** start of Data supplied **

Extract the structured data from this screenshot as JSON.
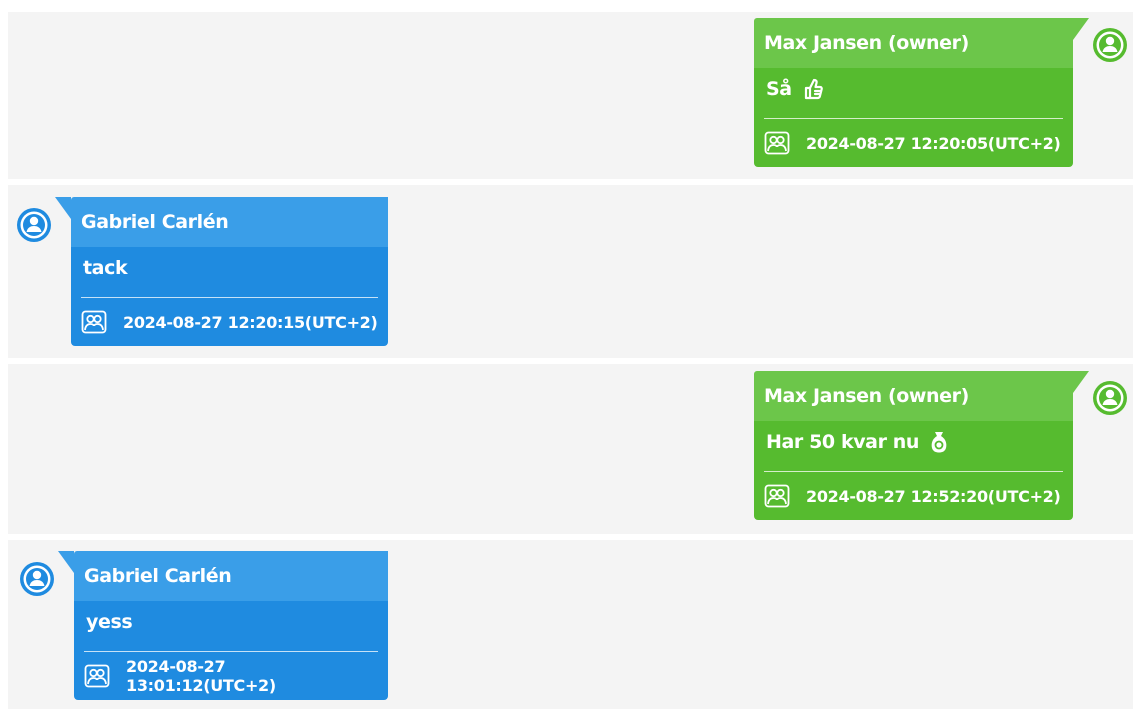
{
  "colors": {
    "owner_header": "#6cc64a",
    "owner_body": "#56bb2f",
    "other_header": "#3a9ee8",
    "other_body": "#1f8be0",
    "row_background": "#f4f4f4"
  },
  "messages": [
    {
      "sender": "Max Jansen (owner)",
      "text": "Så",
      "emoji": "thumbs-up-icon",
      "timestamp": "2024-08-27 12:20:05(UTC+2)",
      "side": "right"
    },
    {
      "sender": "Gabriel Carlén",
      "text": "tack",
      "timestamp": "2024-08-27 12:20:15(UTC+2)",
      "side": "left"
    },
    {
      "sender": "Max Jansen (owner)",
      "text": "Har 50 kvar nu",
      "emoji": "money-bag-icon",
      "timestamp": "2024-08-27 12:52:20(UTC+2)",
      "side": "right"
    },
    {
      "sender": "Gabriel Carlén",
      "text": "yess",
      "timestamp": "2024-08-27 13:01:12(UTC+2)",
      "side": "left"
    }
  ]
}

** end of Data supplied **

Your goal:
Repeat all of the entries word for word, but omit the pictures.

Final result:
Extract the structured data from this screenshot as JSON.
{
  "colors": {
    "owner_header": "#6cc64a",
    "owner_body": "#56bb2f",
    "other_header": "#3a9ee8",
    "other_body": "#1f8be0",
    "row_background": "#f4f4f4"
  },
  "messages": [
    {
      "sender": "Max Jansen (owner)",
      "text": "Så",
      "emoji": "thumbs-up-icon",
      "timestamp": "2024-08-27 12:20:05(UTC+2)",
      "side": "right"
    },
    {
      "sender": "Gabriel Carlén",
      "text": "tack",
      "timestamp": "2024-08-27 12:20:15(UTC+2)",
      "side": "left"
    },
    {
      "sender": "Max Jansen (owner)",
      "text": "Har 50 kvar nu",
      "emoji": "money-bag-icon",
      "timestamp": "2024-08-27 12:52:20(UTC+2)",
      "side": "right"
    },
    {
      "sender": "Gabriel Carlén",
      "text": "yess",
      "timestamp": "2024-08-27 13:01:12(UTC+2)",
      "side": "left"
    }
  ]
}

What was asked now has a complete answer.